╭─ Extracto de la página

Robert Shiller, Project Syndicate
En su clásica Fábula de las abejas o A vicios privados beneficios públicos (1724), Bernard Mandeville, el filósofo y satírico británico de origen holandés, describió –en verso– una sociedad próspera (de abejas) que de repente optó por hacer de la austeridad una virtud y abandonó todo el exceso de gasto y el consumo derrochador. Entonces, ¿qué ocurrió?
abandonadas las glebas,
la maravilla cual Tebas
con música edificada!
La más suntuosa morada,
lujo de sus moradores,
con carteles delatores
se ofrece al mejor postor.
Sobran artista y pintor,
poderosos y constructores.
Los escasos habitantes,
devotos de la templanza,
hoy luchan por la pitanza,
si por el dispendio antes (…)
Se parece mucho a la situación en la que se han encontrado muchos países avanzados, después de que se lanzaran planes de austeridad provocados por la crisis, ¿verdad? ¿Será Mandeville un profeta válido para nuestros tiempos?
La Fábula de las abejas tuvo muchos lectores y suscitó grandes polémicas, que han continuado hasta hoy. Los planes de austeridad adoptados por los gobiernos en gran parte de Europa y en otras partes del mundo y la reducción del gasto en consumo también por los particulares amenazan con producir una recesión mundial.

╰─

* [Tarea a]
Reescribe las entradas desde la primera hasta la línea que contiene "angle-label-270: 270 (327, 509, 355, 528)", ambas incluidas, cambiando "angle-tick-major" por "angle-tick-primary" sin alterar nada más.

╭─ Conjunto de datos

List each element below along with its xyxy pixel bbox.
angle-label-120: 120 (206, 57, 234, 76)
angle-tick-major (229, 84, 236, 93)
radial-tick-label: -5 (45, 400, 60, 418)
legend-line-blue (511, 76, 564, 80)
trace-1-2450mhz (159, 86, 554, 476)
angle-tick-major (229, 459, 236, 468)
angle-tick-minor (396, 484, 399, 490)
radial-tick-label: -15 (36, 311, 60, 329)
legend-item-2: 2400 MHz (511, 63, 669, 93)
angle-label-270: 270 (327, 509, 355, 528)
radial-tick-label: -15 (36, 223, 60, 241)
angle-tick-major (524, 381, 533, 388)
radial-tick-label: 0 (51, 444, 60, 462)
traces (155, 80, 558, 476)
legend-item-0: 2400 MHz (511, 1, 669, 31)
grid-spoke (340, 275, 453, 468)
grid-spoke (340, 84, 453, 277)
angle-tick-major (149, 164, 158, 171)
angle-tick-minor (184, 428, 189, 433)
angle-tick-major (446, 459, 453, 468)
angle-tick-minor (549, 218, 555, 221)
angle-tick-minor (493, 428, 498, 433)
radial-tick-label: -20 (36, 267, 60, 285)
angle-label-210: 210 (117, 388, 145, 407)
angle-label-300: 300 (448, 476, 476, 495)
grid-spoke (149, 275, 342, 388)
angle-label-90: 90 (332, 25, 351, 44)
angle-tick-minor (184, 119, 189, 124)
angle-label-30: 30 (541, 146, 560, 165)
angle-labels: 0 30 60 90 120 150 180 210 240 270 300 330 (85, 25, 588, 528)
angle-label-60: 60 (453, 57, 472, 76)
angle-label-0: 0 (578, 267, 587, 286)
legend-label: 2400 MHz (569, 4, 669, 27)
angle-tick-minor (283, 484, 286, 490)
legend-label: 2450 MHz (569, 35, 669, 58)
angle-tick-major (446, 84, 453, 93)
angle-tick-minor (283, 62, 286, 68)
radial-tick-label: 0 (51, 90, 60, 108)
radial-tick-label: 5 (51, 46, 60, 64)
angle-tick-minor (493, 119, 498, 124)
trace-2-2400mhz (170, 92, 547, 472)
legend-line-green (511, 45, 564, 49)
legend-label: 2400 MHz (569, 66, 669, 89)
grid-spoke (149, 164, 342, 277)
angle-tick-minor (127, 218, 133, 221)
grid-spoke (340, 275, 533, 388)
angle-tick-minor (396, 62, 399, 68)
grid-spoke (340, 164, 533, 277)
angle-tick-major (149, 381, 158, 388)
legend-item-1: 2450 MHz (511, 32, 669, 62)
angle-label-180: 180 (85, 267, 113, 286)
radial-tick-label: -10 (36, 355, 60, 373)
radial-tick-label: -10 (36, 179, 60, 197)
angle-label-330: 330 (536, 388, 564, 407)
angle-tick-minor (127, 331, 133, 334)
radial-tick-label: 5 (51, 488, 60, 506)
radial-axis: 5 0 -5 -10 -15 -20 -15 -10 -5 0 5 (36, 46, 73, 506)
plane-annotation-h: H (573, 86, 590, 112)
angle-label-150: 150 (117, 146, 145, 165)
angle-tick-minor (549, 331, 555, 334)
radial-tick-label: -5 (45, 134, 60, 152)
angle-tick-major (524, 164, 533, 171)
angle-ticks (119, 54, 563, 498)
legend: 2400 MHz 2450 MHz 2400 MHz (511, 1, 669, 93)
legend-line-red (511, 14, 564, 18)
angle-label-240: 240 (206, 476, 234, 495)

╰─

* [Tarea b]
¿Puedes devolver sin ningún cambio el pasaje del extracto que va de "La más suntuosa" a "una recesión mundial.", ambos incluidos?

* [Resultado esperado a]
List each element below along with its xyxy pixel bbox.
angle-label-120: 120 (206, 57, 234, 76)
angle-tick-primary (229, 84, 236, 93)
radial-tick-label: -5 (45, 400, 60, 418)
legend-line-blue (511, 76, 564, 80)
trace-1-2450mhz (159, 86, 554, 476)
angle-tick-primary (229, 459, 236, 468)
angle-tick-minor (396, 484, 399, 490)
radial-tick-label: -15 (36, 311, 60, 329)
legend-item-2: 2400 MHz (511, 63, 669, 93)
angle-label-270: 270 (327, 509, 355, 528)

* [Resultado esperado b]
La más suntuosa morada,
lujo de sus moradores,
con carteles delatores
se ofrece al mejor postor.
Sobran artista y pintor,
poderosos y constructores.
Los escasos habitantes,
devotos de la templanza,
hoy luchan por la pitanza,
si por el dispendio antes (…)
Se parece mucho a la situación en la que se han encontrado muchos países avanzados, después de que se lanzaran planes de austeridad provocados por la crisis, ¿verdad? ¿Será Mandeville un profeta válido para nuestros tiempos?
La Fábula de las abejas tuvo muchos lectores y suscitó grandes polémicas, que han continuado hasta hoy. Los planes de austeridad adoptados por los gobiernos en gran parte de Europa y en otras partes del mundo y la reducción del gasto en consumo también por los particulares amenazan con producir una recesión mundial.